--- START ---

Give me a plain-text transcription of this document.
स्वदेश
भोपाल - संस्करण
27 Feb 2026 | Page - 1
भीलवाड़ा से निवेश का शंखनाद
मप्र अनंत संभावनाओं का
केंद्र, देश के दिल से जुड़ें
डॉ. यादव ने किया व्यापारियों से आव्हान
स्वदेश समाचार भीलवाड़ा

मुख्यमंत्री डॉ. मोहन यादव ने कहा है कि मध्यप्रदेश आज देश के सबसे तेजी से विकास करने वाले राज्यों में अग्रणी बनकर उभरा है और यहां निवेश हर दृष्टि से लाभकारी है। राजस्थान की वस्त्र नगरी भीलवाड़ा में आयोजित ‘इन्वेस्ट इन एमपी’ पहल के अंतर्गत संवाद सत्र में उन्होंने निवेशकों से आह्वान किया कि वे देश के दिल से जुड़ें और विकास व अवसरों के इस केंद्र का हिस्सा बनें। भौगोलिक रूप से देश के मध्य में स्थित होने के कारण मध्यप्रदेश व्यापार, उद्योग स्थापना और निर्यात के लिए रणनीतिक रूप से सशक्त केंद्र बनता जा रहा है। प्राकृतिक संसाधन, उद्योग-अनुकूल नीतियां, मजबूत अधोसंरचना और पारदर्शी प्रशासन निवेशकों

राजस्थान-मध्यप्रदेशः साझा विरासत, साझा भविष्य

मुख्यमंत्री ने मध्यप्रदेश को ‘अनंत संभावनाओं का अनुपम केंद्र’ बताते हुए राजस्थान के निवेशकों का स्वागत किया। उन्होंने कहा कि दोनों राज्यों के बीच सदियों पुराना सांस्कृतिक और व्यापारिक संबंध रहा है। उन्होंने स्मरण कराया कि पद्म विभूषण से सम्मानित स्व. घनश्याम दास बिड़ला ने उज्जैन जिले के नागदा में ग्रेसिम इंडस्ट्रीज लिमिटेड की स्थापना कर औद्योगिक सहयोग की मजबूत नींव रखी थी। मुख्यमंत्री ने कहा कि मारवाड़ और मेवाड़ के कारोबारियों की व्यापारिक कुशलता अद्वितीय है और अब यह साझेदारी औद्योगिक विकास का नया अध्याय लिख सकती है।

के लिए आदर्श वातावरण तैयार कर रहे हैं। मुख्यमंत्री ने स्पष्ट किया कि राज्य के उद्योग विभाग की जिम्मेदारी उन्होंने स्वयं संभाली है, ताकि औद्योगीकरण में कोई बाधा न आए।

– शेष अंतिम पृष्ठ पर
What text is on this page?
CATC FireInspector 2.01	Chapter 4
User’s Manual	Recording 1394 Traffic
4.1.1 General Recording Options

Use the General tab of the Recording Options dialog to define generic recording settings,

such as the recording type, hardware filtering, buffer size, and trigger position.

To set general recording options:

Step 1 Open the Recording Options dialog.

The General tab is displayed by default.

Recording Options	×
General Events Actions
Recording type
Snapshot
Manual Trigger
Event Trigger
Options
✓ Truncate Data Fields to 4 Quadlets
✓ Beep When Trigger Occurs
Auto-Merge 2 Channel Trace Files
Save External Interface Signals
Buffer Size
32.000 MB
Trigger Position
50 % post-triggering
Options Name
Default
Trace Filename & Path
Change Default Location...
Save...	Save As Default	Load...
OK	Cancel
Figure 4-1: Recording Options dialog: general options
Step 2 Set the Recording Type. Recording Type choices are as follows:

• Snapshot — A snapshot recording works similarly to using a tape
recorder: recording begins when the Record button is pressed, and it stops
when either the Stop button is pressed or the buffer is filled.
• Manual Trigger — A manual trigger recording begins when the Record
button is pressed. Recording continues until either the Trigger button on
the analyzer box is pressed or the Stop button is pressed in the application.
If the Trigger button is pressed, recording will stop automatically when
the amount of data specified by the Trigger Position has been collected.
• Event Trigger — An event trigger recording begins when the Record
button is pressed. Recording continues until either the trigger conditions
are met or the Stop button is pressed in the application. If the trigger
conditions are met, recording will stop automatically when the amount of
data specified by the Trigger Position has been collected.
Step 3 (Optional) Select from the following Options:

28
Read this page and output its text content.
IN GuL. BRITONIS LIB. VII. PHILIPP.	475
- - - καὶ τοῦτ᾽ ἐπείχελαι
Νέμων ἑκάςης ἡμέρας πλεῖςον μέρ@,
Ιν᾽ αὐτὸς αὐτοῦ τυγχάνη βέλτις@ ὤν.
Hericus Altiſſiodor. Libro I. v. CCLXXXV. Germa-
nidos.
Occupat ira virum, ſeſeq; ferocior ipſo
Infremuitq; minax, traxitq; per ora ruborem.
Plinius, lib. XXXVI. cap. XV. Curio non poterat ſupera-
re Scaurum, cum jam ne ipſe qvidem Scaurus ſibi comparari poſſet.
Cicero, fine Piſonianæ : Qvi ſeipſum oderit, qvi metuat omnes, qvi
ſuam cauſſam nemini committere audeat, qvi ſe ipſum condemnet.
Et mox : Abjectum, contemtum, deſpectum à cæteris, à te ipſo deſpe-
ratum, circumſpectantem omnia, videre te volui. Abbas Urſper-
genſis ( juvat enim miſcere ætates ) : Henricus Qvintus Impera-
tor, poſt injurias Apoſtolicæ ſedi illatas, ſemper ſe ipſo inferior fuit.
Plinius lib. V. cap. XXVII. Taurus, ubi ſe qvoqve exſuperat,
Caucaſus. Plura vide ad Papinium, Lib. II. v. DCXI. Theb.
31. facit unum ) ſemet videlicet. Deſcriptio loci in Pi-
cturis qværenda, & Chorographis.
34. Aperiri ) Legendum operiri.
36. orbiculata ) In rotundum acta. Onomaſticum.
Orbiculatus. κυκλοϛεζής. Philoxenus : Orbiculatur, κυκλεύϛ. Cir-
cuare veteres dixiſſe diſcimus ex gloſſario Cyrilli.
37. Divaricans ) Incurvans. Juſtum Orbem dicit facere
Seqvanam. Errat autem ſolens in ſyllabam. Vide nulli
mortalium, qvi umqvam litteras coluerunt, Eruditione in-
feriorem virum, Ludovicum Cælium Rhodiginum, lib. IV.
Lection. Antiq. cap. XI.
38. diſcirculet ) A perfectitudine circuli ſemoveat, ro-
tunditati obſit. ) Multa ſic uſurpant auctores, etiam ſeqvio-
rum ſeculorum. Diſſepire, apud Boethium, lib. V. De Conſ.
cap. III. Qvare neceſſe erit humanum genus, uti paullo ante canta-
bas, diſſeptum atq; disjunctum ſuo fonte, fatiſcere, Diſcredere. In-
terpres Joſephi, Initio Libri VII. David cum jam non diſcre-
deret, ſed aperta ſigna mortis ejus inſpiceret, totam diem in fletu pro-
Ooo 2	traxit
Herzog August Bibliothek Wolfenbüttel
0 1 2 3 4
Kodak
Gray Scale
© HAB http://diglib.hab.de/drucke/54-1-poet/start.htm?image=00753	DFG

--- END ---

Copy, from the material, each line that holds the string "Manual".

(Complete response)
User’s Manual	Recording 1394 Traffic
Manual Trigger
• Manual Trigger — A manual trigger recording begins when the Record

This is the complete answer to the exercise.